What is being asked: List each line in which the string "JSON" appears.

Saved entries:
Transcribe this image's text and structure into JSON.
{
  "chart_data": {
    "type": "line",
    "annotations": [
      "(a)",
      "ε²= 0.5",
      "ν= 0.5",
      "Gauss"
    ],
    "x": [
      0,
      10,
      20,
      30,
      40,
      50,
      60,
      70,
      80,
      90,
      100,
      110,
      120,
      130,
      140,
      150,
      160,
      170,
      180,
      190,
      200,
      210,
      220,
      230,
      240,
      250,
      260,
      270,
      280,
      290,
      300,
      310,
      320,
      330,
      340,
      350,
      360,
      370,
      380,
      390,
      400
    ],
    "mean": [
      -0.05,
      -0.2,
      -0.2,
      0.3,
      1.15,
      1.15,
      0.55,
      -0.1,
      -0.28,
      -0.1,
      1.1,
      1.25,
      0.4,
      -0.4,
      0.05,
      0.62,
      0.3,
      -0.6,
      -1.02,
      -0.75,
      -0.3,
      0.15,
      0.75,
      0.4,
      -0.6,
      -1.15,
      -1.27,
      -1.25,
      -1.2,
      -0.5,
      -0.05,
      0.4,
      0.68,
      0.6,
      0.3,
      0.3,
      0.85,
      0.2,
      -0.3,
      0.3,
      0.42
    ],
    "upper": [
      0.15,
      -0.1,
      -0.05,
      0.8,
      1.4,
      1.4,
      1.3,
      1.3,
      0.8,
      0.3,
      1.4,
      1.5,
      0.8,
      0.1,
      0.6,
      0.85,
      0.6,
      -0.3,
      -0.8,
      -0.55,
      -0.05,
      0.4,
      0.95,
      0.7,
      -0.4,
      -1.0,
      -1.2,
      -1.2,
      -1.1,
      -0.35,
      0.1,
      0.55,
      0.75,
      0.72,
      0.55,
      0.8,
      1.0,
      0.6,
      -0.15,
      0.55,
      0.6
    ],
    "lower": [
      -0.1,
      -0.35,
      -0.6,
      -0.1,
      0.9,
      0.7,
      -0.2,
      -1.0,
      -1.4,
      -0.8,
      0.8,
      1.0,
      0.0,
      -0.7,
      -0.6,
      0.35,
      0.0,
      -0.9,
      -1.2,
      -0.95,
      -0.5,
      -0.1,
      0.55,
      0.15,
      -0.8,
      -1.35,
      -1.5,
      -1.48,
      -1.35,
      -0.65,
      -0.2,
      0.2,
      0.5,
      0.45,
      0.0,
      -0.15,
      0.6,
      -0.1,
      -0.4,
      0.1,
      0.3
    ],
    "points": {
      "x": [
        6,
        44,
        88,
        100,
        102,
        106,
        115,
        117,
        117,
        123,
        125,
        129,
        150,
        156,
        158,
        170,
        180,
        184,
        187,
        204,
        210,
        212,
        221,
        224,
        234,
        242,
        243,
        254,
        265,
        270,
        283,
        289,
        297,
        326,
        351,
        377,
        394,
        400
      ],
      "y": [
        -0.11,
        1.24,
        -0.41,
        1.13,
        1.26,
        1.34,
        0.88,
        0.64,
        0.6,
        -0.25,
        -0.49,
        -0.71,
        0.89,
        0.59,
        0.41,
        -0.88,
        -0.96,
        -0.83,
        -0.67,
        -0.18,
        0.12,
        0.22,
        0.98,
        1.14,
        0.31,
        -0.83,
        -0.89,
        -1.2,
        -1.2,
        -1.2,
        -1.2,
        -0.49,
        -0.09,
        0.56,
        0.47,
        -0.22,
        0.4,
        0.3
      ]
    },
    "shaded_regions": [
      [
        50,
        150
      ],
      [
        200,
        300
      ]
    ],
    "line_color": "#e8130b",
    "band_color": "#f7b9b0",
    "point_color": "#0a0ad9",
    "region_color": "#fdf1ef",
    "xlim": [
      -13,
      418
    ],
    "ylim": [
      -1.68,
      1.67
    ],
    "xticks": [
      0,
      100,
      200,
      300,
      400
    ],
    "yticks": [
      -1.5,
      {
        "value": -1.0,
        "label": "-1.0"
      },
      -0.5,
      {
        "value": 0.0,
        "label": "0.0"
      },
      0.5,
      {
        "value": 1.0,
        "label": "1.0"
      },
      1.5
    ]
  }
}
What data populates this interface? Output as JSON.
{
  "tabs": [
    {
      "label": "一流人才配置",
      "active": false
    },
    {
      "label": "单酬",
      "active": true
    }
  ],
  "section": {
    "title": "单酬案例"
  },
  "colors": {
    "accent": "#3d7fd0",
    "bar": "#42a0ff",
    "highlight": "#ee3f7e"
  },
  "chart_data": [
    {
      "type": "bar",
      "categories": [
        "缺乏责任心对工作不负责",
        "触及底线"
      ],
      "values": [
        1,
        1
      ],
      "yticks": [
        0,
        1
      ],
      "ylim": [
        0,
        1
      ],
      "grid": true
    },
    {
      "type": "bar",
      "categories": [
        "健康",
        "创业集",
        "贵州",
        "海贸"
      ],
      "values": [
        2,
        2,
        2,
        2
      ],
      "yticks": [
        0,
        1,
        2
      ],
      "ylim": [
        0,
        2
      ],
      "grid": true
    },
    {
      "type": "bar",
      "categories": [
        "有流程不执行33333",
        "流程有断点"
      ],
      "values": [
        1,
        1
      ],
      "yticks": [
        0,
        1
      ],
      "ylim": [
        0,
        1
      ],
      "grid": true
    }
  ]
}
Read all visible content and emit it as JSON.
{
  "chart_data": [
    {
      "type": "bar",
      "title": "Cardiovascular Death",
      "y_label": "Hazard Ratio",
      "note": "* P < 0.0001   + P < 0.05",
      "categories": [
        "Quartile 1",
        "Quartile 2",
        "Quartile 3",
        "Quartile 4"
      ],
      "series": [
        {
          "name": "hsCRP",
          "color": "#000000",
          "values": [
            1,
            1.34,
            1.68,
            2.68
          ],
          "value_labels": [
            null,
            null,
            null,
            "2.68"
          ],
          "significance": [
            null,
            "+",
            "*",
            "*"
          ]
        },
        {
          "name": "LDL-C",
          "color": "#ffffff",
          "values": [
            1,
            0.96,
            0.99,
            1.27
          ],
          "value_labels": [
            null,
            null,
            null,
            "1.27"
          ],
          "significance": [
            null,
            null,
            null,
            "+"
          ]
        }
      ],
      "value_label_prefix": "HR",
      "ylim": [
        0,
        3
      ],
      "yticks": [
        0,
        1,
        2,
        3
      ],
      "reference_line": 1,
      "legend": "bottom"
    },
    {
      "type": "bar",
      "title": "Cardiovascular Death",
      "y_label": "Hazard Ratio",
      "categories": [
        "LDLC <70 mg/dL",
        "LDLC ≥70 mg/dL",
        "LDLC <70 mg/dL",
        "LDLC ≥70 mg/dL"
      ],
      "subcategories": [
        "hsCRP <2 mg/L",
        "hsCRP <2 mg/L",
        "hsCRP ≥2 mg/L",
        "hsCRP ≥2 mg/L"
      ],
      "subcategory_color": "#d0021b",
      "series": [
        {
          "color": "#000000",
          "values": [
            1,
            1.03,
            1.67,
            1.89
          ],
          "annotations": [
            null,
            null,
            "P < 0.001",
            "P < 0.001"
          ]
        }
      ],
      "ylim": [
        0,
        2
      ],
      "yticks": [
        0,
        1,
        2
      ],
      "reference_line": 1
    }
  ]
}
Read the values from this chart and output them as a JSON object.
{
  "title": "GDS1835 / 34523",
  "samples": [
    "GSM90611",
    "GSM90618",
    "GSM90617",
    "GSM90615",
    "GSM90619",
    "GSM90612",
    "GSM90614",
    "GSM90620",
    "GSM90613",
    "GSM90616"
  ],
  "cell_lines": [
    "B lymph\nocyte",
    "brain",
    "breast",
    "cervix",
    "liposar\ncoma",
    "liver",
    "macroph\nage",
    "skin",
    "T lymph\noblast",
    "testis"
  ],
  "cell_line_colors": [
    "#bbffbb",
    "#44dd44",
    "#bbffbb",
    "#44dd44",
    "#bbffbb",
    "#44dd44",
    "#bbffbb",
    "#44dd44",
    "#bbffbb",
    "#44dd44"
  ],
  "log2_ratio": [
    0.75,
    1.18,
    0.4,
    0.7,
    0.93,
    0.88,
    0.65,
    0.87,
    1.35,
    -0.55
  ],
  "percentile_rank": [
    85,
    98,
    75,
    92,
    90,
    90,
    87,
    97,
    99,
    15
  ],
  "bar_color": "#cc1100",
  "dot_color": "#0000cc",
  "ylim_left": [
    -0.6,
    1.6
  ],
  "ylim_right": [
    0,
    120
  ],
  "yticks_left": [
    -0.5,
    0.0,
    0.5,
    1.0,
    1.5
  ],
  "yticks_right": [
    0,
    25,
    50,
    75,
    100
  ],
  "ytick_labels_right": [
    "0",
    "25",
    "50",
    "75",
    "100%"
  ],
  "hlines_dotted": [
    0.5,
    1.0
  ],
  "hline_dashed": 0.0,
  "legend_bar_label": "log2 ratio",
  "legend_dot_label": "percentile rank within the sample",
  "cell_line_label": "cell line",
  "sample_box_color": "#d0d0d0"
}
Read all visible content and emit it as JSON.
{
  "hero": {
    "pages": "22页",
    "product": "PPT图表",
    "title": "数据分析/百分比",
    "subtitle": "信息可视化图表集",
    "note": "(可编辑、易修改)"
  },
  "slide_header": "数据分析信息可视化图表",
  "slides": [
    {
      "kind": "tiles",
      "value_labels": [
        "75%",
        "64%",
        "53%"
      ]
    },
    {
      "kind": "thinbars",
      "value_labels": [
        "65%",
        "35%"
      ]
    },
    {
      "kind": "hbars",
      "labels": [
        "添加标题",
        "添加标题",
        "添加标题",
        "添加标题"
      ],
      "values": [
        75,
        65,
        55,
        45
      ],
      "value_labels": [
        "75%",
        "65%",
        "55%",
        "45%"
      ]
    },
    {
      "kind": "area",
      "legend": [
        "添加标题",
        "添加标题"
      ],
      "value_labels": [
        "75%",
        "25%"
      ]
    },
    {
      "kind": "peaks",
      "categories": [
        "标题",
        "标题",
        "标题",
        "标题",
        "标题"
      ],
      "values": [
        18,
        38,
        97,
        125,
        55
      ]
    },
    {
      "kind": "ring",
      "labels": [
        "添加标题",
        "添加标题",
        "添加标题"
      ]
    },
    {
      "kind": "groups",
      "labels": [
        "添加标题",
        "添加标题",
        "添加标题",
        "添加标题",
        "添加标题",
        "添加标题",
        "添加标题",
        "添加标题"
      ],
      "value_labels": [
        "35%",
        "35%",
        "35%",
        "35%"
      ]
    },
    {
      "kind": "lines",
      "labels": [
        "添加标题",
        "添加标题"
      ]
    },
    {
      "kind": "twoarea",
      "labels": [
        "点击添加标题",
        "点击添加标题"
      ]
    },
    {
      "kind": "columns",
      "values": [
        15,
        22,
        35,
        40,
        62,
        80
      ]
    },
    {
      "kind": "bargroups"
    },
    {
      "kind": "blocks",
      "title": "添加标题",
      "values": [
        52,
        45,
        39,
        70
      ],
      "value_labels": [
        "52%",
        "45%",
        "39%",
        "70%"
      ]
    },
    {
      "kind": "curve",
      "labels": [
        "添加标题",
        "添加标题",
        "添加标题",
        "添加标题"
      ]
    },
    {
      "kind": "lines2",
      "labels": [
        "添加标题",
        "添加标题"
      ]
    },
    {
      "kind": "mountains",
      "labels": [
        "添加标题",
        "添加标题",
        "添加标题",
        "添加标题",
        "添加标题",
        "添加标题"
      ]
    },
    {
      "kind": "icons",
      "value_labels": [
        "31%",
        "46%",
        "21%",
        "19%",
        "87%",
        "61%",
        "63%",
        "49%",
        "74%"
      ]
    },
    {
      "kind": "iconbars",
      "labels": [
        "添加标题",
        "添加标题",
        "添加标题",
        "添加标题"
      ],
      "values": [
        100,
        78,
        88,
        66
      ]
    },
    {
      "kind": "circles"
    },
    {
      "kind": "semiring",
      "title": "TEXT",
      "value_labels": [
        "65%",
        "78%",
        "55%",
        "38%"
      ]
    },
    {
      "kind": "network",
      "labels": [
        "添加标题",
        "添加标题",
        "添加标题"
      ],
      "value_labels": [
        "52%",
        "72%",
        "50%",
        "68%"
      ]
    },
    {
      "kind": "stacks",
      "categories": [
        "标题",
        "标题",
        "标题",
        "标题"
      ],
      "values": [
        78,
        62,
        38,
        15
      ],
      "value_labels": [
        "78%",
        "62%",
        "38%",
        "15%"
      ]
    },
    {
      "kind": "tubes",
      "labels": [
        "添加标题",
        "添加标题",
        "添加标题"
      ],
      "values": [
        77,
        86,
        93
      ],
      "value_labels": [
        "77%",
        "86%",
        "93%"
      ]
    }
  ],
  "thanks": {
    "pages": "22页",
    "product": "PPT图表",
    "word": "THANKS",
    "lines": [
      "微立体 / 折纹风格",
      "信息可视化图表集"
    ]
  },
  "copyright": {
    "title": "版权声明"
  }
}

Exercise solution:
Transcribe this image's text and structure into JSON.
What data populates this interface? Output as JSON.
Read all visible content and emit it as JSON.
Read the values from this chart and output them as a JSON object.
Read all visible content and emit it as JSON.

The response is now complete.